## WRITTEN INSTRUCTION
Reproduce every one of the following records verbatim, omitting the pictures from your answer.
++++++++++
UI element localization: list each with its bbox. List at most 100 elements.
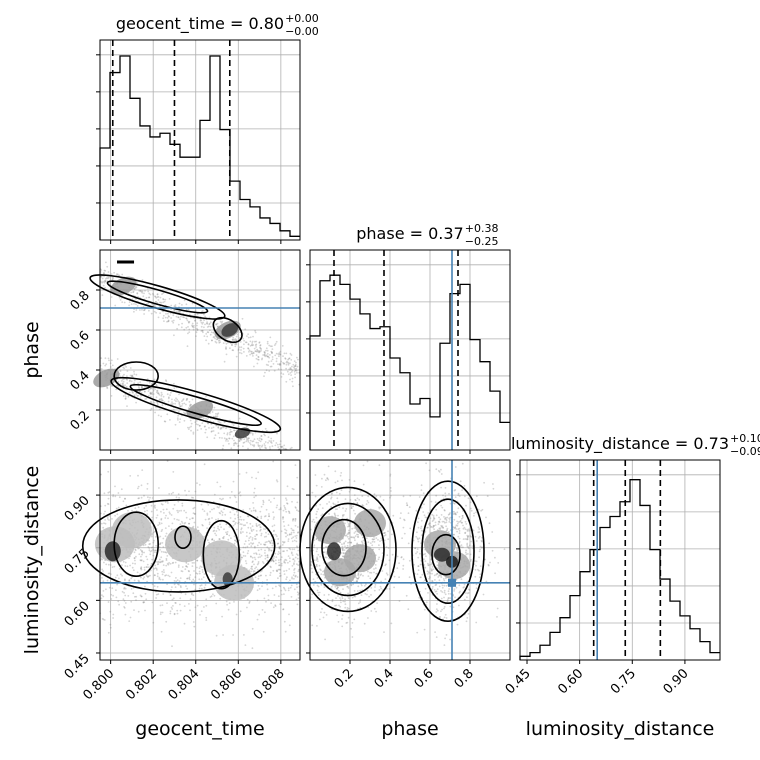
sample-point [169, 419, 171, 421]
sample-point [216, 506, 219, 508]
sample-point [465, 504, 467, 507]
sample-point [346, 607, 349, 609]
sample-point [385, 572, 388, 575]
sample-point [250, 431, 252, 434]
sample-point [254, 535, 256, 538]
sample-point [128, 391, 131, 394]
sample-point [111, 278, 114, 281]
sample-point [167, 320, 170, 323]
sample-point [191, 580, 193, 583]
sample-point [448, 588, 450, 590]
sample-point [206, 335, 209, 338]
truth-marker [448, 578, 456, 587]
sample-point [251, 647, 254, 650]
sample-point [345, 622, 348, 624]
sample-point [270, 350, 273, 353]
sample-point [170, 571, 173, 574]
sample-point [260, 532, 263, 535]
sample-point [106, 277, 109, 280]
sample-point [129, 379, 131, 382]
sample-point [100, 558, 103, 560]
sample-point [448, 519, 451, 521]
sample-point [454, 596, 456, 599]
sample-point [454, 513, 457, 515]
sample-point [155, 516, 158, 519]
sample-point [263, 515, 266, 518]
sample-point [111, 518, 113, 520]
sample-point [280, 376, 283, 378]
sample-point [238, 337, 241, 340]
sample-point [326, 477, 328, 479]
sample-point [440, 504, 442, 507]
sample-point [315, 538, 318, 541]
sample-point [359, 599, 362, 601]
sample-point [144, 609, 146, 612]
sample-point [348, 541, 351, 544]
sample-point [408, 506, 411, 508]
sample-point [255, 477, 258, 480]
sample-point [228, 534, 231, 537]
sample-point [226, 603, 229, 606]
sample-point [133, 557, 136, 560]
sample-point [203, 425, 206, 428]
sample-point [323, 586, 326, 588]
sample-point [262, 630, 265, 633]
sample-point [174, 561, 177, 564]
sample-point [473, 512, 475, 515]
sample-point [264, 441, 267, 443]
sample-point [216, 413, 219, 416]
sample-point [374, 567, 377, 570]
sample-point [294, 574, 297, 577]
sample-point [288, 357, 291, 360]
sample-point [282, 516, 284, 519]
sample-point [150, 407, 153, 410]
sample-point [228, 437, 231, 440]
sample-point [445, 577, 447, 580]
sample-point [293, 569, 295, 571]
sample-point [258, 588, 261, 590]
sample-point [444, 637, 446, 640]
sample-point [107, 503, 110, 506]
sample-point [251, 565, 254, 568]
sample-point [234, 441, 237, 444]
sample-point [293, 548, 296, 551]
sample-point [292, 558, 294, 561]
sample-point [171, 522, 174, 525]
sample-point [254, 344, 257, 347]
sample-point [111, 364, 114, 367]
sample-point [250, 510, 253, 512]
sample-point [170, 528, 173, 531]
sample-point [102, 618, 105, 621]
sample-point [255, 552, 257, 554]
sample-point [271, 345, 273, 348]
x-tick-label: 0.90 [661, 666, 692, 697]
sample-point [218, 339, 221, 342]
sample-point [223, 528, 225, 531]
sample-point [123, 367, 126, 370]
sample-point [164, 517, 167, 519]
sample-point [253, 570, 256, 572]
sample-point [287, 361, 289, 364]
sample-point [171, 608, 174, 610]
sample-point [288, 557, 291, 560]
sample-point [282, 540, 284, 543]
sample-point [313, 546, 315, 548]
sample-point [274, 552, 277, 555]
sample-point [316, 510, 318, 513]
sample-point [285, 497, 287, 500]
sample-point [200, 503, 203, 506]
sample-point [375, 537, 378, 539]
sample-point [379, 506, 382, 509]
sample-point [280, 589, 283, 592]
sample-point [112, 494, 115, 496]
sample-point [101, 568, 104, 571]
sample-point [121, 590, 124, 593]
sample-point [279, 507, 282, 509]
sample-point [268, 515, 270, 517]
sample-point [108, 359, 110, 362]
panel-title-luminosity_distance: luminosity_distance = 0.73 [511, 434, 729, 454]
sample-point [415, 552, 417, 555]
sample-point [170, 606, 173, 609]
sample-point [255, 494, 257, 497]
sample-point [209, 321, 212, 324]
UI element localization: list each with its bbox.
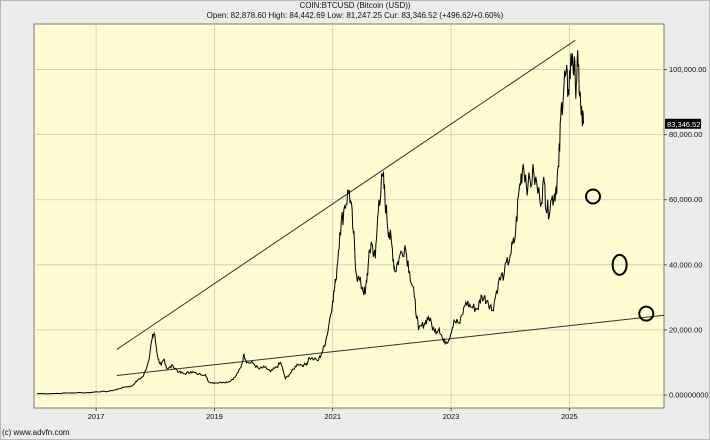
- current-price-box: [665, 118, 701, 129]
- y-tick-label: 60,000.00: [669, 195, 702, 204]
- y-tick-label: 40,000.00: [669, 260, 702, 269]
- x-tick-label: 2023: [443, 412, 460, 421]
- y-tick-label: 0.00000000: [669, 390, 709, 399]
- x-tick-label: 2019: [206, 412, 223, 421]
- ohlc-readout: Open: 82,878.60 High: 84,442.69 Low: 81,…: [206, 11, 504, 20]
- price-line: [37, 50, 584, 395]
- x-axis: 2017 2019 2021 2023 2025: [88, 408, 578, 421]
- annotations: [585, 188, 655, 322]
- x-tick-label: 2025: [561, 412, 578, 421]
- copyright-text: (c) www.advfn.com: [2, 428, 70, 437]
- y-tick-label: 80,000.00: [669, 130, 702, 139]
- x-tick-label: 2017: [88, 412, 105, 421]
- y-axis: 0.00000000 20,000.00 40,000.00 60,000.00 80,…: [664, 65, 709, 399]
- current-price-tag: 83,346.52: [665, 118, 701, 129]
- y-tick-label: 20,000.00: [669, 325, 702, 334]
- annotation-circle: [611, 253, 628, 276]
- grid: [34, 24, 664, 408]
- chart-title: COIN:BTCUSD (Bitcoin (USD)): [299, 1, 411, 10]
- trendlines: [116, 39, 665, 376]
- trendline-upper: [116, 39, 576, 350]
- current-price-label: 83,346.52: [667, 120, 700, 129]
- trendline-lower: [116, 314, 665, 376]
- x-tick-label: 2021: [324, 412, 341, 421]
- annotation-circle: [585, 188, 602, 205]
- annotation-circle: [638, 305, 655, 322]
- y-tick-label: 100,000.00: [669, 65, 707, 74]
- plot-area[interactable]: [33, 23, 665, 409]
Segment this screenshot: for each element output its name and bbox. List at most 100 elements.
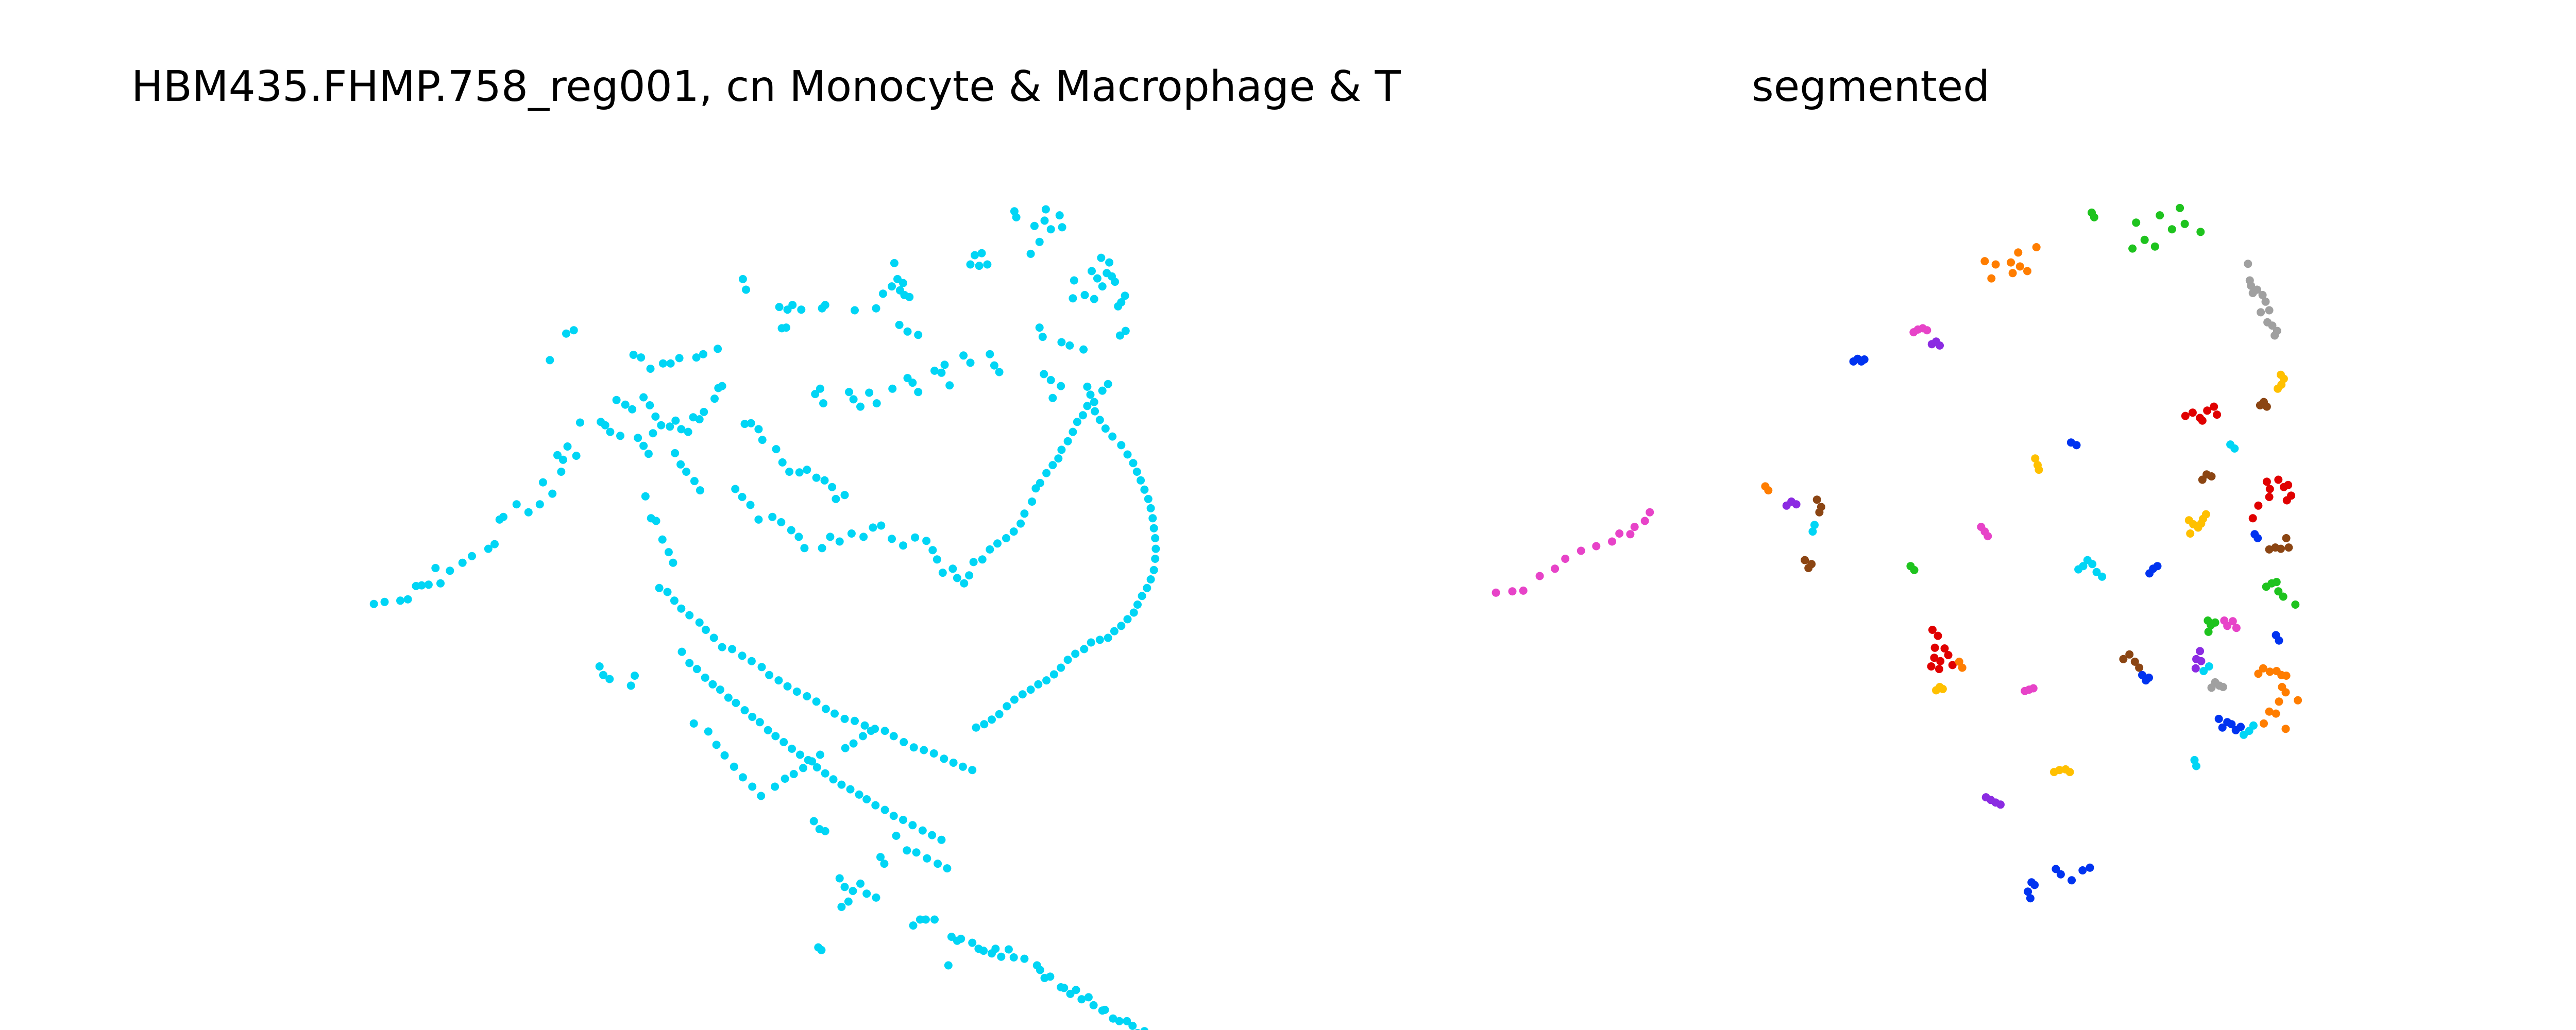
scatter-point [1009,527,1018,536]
++++++++++
## WRITTEN REPLY
UI element localization: list each with its bbox. List at most 100 elements.
sample-point [169, 419, 171, 421]
sample-point [216, 506, 219, 508]
sample-point [465, 504, 467, 507]
sample-point [346, 607, 349, 609]
sample-point [385, 572, 388, 575]
sample-point [250, 431, 252, 434]
sample-point [254, 535, 256, 538]
sample-point [128, 391, 131, 394]
sample-point [111, 278, 114, 281]
sample-point [167, 320, 170, 323]
sample-point [191, 580, 193, 583]
sample-point [448, 588, 450, 590]
sample-point [206, 335, 209, 338]
truth-marker [448, 578, 456, 587]
sample-point [251, 647, 254, 650]
sample-point [345, 622, 348, 624]
sample-point [270, 350, 273, 353]
sample-point [170, 571, 173, 574]
sample-point [260, 532, 263, 535]
sample-point [106, 277, 109, 280]
sample-point [129, 379, 131, 382]
sample-point [100, 558, 103, 560]
sample-point [448, 519, 451, 521]
sample-point [454, 596, 456, 599]
sample-point [454, 513, 457, 515]
sample-point [155, 516, 158, 519]
sample-point [263, 515, 266, 518]
sample-point [111, 518, 113, 520]
sample-point [280, 376, 283, 378]
sample-point [238, 337, 241, 340]
sample-point [326, 477, 328, 479]
sample-point [440, 504, 442, 507]
sample-point [315, 538, 318, 541]
sample-point [359, 599, 362, 601]
sample-point [144, 609, 146, 612]
sample-point [348, 541, 351, 544]
sample-point [408, 506, 411, 508]
sample-point [255, 477, 258, 480]
sample-point [228, 534, 231, 537]
sample-point [226, 603, 229, 606]
sample-point [133, 557, 136, 560]
sample-point [203, 425, 206, 428]
sample-point [323, 586, 326, 588]
sample-point [262, 630, 265, 633]
sample-point [174, 561, 177, 564]
sample-point [473, 512, 475, 515]
sample-point [264, 441, 267, 443]
sample-point [216, 413, 219, 416]
sample-point [374, 567, 377, 570]
sample-point [294, 574, 297, 577]
sample-point [288, 357, 291, 360]
sample-point [282, 516, 284, 519]
sample-point [150, 407, 153, 410]
sample-point [228, 437, 231, 440]
sample-point [445, 577, 447, 580]
sample-point [293, 569, 295, 571]
sample-point [258, 588, 261, 590]
sample-point [444, 637, 446, 640]
sample-point [107, 503, 110, 506]
sample-point [251, 565, 254, 568]
sample-point [234, 441, 237, 444]
sample-point [293, 548, 296, 551]
sample-point [292, 558, 294, 561]
sample-point [171, 522, 174, 525]
sample-point [254, 344, 257, 347]
sample-point [111, 364, 114, 367]
sample-point [250, 510, 253, 512]
sample-point [170, 528, 173, 531]
sample-point [102, 618, 105, 621]
sample-point [255, 552, 257, 554]
sample-point [271, 345, 273, 348]
x-tick-label: 0.90 [661, 666, 692, 697]
sample-point [218, 339, 221, 342]
sample-point [223, 528, 225, 531]
sample-point [123, 367, 126, 370]
sample-point [164, 517, 167, 519]
sample-point [253, 570, 256, 572]
sample-point [287, 361, 289, 364]
sample-point [171, 608, 174, 610]
sample-point [288, 557, 291, 560]
sample-point [282, 540, 284, 543]
sample-point [313, 546, 315, 548]
sample-point [274, 552, 277, 555]
sample-point [316, 510, 318, 513]
sample-point [285, 497, 287, 500]
sample-point [200, 503, 203, 506]
sample-point [375, 537, 378, 539]
sample-point [379, 506, 382, 509]
sample-point [280, 589, 283, 592]
sample-point [112, 494, 115, 496]
sample-point [101, 568, 104, 571]
sample-point [121, 590, 124, 593]
sample-point [279, 507, 282, 509]
sample-point [268, 515, 270, 517]
sample-point [108, 359, 110, 362]
panel-title-luminosity_distance: luminosity_distance = 0.73 [511, 434, 729, 454]
sample-point [415, 552, 417, 555]
sample-point [170, 606, 173, 609]
sample-point [255, 494, 257, 497]
sample-point [209, 321, 212, 324]
UI element localization: list each with its bbox.
- current-price-box: [665, 118, 701, 129]
- y-tick-label: 60,000.00: [669, 195, 702, 204]
- y-tick-label: 40,000.00: [669, 260, 702, 269]
- x-tick-label: 2023: [443, 412, 460, 421]
- y-tick-label: 0.00000000: [669, 390, 709, 399]
- x-tick-label: 2019: [206, 412, 223, 421]
- ohlc-readout: Open: 82,878.60 High: 84,442.69 Low: 81,…: [206, 11, 504, 20]
- price-line: [37, 50, 584, 395]
- x-axis: 2017 2019 2021 2023 2025: [88, 408, 578, 421]
- annotations: [585, 188, 655, 322]
- x-tick-label: 2025: [561, 412, 578, 421]
- copyright-text: (c) www.advfn.com: [2, 428, 70, 437]
- y-tick-label: 80,000.00: [669, 130, 702, 139]
- x-tick-label: 2017: [88, 412, 105, 421]
- y-axis: 0.00000000 20,000.00 40,000.00 60,000.00 80,…: [664, 65, 709, 399]
- current-price-tag: 83,346.52: [665, 118, 701, 129]
- y-tick-label: 20,000.00: [669, 325, 702, 334]
- annotation-circle: [611, 253, 628, 276]
- grid: [34, 24, 664, 408]
- chart-title: COIN:BTCUSD (Bitcoin (USD)): [299, 1, 411, 10]
- trendlines: [116, 39, 665, 376]
- trendline-upper: [116, 39, 576, 350]
- current-price-label: 83,346.52: [667, 120, 700, 129]
- trendline-lower: [116, 314, 665, 376]
- x-tick-label: 2021: [324, 412, 341, 421]
- annotation-circle: [585, 188, 602, 205]
- annotation-circle: [638, 305, 655, 322]
- y-tick-label: 100,000.00: [669, 65, 707, 74]
- plot-area[interactable]: [33, 23, 665, 409]
Segment this screenshot: for each element output its name and bbox. List at most 100 elements.
scatter-point [1009,527,1018,536]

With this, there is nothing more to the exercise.